Job
Report how many lines of the following entries include the string "object"; respond with the number alone.

[Extracted records]
━━━━━━━━━━━━━━━━

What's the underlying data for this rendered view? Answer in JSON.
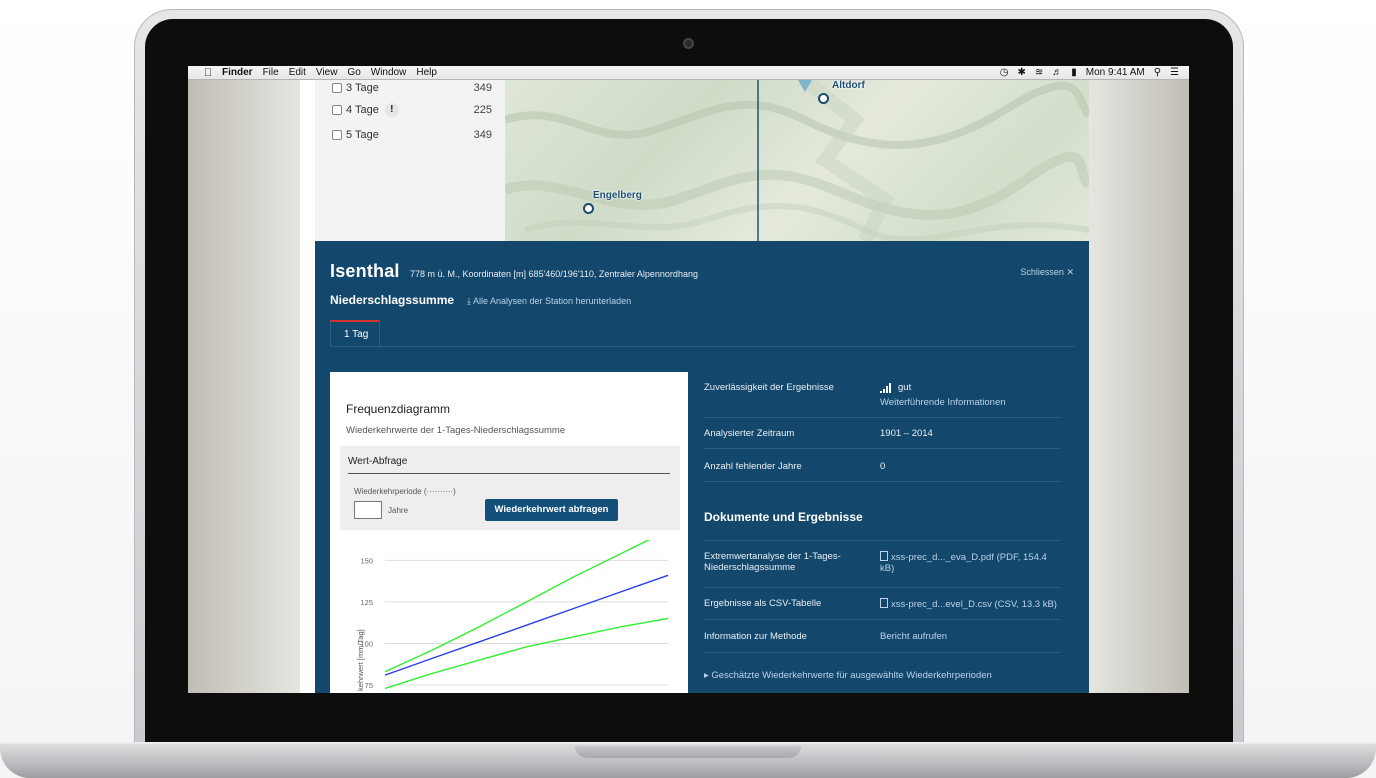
{
  "menubar": {
    "items": [
      "Finder",
      "File",
      "Edit",
      "View",
      "Go",
      "Window",
      "Help"
    ],
    "clock": "Mon 9:41 AM"
  },
  "checkboxes": [
    {
      "label": "3 Tage",
      "count": "349",
      "warn": ""
    },
    {
      "label": "4 Tage",
      "count": "225",
      "warn": "!"
    },
    {
      "label": "5 Tage",
      "count": "349",
      "warn": ""
    }
  ],
  "map": {
    "places": [
      "Altdorf",
      "Engelberg"
    ]
  },
  "station": {
    "name": "Isenthal",
    "meta": "778 m ü. M., Koordinaten [m] 685'460/196'110, Zentraler Alpennordhang",
    "close": "Schliessen",
    "subtitle": "Niederschlagssumme",
    "download": "Alle Analysen der Station herunterladen",
    "tab": "1 Tag"
  },
  "chart_card": {
    "title": "Frequenzdiagramm",
    "subtitle": "Wiederkehrwerte der 1-Tages-Niederschlagssumme",
    "query": {
      "title": "Wert-Abfrage",
      "label": "Wiederkehrperiode (··········)",
      "unit": "Jahre",
      "button": "Wiederkehrwert abfragen"
    }
  },
  "chart_data": {
    "type": "line",
    "ylabel": "kehrwert [mm/Tag]",
    "yticks": [
      75,
      100,
      125,
      150
    ],
    "ylim": [
      60,
      155
    ],
    "x": [
      0,
      1,
      2,
      3,
      4,
      5,
      6
    ],
    "series": [
      {
        "values": [
          81,
          91,
          101,
          111,
          121,
          131,
          141
        ],
        "color": "#2a3ee8"
      },
      {
        "values": [
          83,
          96,
          110,
          125,
          140,
          154,
          168
        ],
        "color": "#33ee33"
      },
      {
        "values": [
          73,
          82,
          90,
          98,
          104,
          110,
          115
        ],
        "color": "#33ee33"
      }
    ]
  },
  "info": {
    "reliability_label": "Zuverlässigkeit der Ergebnisse",
    "reliability_value": "gut",
    "reliability_link": "Weiterführende Informationen",
    "period_label": "Analysierter Zeitraum",
    "period_value": "1901 – 2014",
    "missing_label": "Anzahl fehlender Jahre",
    "missing_value": "0",
    "docs_title": "Dokumente und Ergebnisse",
    "doc1_label": "Extremwertanalyse der 1-Tages-Niederschlagssumme",
    "doc1_value": "xss-prec_d..._eva_D.pdf (PDF, 154.4 kB)",
    "doc2_label": "Ergebnisse als CSV-Tabelle",
    "doc2_value": "xss-prec_d...evel_D.csv (CSV, 13.3 kB)",
    "method_label": "Information zur Methode",
    "method_value": "Bericht aufrufen",
    "expand": "Geschätzte Wiederkehrwerte für ausgewählte Wiederkehrperioden"
  }
}
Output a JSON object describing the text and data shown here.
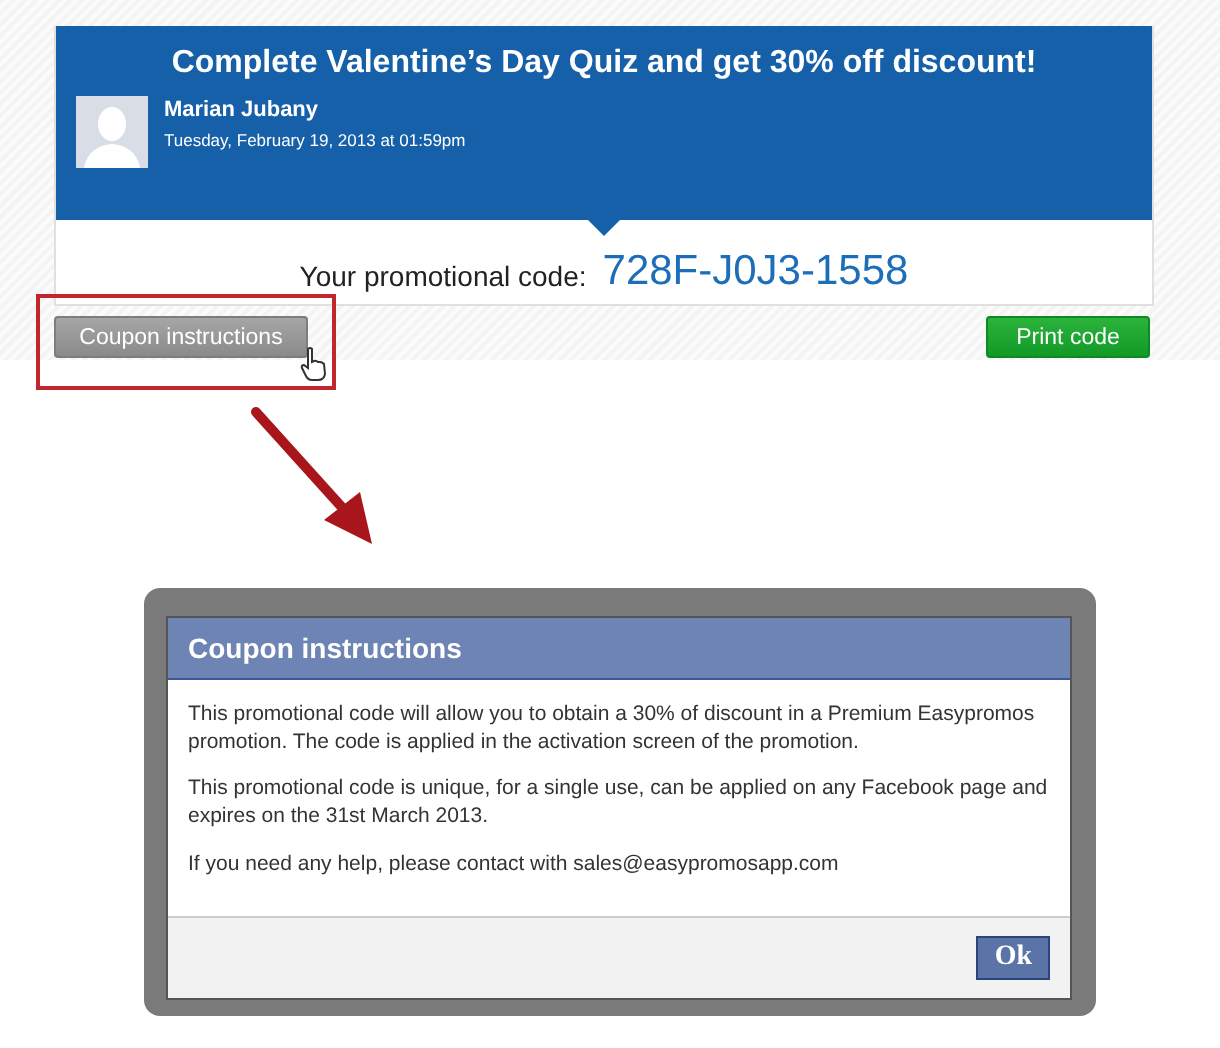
{
  "promo": {
    "title": "Complete Valentine’s Day Quiz and get 30% off discount!",
    "author": "Marian Jubany",
    "date": "Tuesday, February 19, 2013 at 01:59pm",
    "code_label": "Your promotional code:",
    "code": "728F-J0J3-1558"
  },
  "buttons": [
    {
      "label": "Coupon instructions",
      "kind": "secondary",
      "highlighted": true
    },
    {
      "label": "Print code",
      "kind": "primary",
      "highlighted": false
    }
  ],
  "dialog": {
    "title": "Coupon instructions",
    "paragraphs": [
      "This promotional code will allow you to obtain a 30% of discount in a Premium Easypromos promotion. The code is applied in the activation screen of the promotion.",
      "This promotional code is unique, for a single use, can be applied on any Facebook page and expires on the 31st March 2013.",
      "If you need any help, please contact with sales@easypromosapp.com"
    ],
    "button": "Ok"
  }
}
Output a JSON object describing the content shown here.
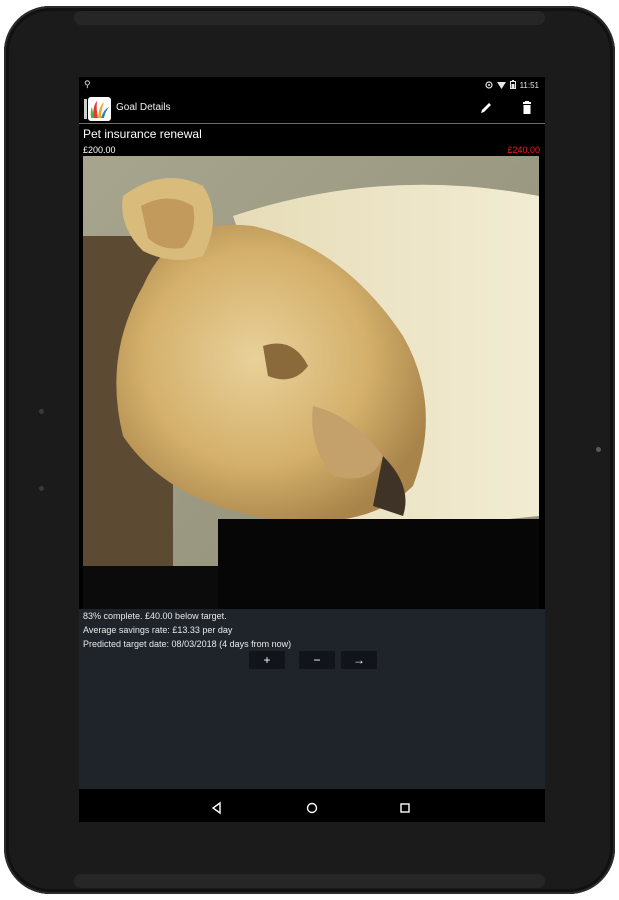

━━━━━━━━━━━━━━━━

Task result
2